* AIM *
Look below. Copy each line that has "content" in it.

* Stored entries *
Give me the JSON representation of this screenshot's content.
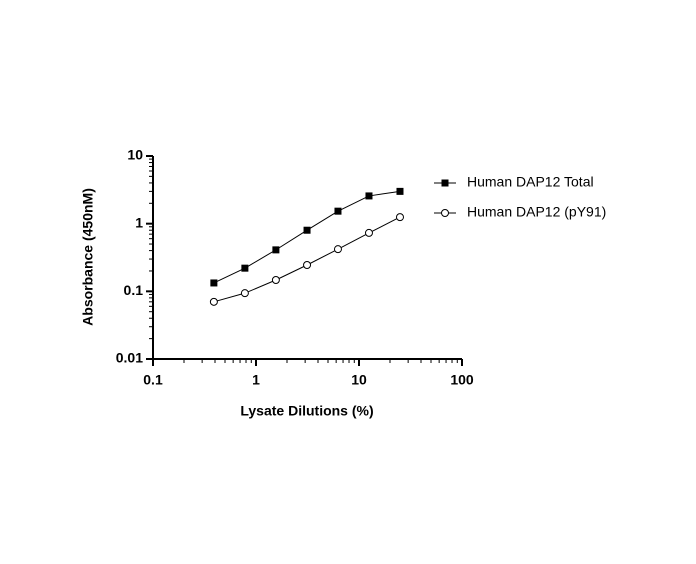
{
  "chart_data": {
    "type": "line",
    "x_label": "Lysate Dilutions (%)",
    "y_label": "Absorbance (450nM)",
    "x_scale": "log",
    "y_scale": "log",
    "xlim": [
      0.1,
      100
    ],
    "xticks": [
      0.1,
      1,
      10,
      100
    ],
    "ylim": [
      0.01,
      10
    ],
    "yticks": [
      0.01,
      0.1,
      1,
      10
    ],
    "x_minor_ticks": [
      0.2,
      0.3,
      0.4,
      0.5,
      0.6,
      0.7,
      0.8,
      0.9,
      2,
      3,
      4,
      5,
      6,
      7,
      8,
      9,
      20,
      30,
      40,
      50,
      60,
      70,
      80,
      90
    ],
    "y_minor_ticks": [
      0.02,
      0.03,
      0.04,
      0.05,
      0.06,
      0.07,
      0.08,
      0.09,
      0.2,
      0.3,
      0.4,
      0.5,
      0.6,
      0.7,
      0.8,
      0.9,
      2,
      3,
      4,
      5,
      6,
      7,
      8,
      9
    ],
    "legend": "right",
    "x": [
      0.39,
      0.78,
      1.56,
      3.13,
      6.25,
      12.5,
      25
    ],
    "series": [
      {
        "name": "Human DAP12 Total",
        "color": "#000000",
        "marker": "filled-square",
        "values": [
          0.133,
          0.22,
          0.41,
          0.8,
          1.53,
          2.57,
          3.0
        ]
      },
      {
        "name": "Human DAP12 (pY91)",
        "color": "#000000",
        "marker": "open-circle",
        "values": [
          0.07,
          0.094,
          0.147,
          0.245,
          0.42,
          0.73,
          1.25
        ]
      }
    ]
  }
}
* * *
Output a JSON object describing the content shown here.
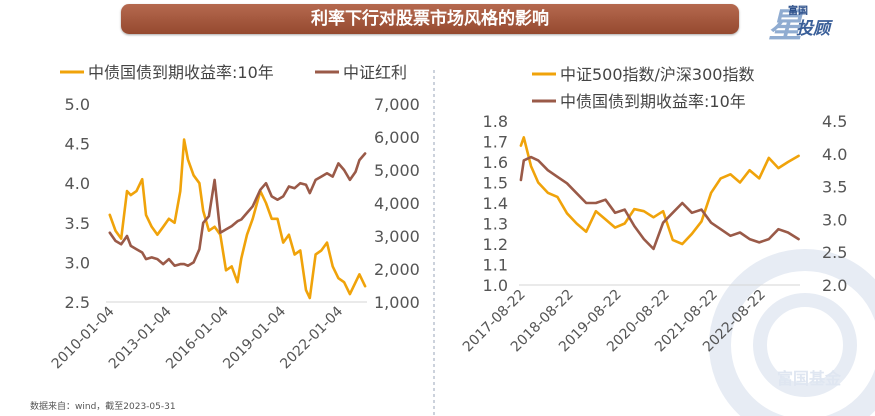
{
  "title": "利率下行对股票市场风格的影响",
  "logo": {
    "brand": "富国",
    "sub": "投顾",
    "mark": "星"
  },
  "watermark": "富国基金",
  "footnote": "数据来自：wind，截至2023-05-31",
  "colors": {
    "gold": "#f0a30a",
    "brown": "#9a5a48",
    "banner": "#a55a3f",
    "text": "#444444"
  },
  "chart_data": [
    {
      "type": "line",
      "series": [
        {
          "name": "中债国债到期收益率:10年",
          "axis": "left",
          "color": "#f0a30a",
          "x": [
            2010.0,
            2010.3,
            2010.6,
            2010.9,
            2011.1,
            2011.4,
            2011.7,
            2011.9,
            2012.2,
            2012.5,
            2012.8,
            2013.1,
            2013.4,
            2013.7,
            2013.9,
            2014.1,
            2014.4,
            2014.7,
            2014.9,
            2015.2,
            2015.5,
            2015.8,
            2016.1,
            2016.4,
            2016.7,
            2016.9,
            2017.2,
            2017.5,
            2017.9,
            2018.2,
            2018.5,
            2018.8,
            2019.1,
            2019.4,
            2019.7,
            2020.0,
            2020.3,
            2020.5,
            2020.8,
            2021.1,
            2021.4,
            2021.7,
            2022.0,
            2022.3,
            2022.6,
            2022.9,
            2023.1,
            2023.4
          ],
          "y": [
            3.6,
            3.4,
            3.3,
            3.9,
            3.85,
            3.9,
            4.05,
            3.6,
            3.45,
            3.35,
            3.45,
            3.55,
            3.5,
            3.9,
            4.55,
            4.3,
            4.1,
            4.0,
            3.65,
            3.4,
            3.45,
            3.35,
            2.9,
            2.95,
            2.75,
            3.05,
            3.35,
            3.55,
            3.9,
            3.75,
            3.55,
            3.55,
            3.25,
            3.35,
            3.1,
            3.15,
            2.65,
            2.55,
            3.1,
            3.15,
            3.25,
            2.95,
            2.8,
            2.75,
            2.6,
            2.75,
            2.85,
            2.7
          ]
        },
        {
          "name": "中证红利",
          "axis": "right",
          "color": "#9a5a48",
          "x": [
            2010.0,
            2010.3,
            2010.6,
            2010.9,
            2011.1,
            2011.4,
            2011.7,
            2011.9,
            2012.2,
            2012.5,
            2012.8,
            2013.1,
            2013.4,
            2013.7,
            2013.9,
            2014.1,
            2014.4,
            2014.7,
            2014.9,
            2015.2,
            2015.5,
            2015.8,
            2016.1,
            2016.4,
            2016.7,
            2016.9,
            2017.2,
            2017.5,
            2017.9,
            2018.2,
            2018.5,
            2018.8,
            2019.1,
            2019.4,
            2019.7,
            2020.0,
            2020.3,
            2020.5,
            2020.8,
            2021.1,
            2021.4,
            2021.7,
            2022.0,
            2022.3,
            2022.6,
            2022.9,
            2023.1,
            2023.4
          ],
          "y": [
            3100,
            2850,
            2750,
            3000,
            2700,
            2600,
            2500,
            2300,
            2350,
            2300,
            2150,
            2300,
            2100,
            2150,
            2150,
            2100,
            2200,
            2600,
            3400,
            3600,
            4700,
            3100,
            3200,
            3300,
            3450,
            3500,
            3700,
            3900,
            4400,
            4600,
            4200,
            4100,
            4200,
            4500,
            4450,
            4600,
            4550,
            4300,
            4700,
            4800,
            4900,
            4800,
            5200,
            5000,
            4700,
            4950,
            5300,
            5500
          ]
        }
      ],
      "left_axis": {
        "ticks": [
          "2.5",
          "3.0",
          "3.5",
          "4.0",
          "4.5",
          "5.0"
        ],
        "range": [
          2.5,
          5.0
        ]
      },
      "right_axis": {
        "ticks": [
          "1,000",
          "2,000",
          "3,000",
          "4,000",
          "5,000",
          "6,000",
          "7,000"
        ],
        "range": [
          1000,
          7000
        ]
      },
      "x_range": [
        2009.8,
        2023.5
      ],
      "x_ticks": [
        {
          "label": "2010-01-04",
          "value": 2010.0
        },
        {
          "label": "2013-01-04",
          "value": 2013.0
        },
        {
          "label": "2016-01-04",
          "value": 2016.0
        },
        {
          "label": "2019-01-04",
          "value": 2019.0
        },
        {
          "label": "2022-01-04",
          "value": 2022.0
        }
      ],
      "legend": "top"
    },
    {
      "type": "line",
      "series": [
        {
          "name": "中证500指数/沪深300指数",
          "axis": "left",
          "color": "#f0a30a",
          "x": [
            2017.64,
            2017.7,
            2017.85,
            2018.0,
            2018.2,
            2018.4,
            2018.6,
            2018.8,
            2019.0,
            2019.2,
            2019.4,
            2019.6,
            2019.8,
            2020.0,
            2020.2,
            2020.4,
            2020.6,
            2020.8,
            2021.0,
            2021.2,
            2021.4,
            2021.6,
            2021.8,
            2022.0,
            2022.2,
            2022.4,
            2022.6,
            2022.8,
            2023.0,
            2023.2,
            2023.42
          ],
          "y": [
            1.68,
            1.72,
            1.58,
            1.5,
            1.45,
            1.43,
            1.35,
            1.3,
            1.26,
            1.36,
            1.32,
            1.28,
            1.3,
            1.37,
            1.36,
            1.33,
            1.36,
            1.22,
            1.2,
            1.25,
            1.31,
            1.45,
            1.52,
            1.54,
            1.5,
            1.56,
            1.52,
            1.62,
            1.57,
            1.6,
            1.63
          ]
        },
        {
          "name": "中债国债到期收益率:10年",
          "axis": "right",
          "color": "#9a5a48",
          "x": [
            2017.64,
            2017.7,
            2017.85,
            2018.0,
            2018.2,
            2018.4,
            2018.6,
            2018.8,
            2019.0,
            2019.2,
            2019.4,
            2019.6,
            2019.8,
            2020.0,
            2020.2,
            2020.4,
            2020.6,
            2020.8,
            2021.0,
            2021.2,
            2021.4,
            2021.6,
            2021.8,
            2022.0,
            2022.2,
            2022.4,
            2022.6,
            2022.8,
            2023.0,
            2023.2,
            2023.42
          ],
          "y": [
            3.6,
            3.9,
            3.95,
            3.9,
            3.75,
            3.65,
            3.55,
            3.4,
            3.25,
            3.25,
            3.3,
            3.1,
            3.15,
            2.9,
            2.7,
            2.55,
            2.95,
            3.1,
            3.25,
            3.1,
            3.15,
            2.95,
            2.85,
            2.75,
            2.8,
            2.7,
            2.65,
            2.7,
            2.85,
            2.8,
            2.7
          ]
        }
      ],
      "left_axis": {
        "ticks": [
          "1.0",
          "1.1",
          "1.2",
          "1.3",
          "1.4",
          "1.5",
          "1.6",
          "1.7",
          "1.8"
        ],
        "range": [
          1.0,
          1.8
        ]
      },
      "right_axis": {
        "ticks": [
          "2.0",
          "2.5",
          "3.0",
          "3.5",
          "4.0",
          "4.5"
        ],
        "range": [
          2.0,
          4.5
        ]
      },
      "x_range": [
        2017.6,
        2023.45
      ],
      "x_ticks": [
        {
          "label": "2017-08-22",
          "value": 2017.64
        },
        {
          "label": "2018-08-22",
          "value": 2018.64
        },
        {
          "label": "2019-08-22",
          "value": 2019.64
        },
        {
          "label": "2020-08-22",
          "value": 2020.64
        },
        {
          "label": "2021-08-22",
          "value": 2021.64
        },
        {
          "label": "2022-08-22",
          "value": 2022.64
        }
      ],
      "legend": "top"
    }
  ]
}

* ANSWER IN FULL *
Give me the JSON representation of this screenshot's content.
Output a JSON object describing the content shown here.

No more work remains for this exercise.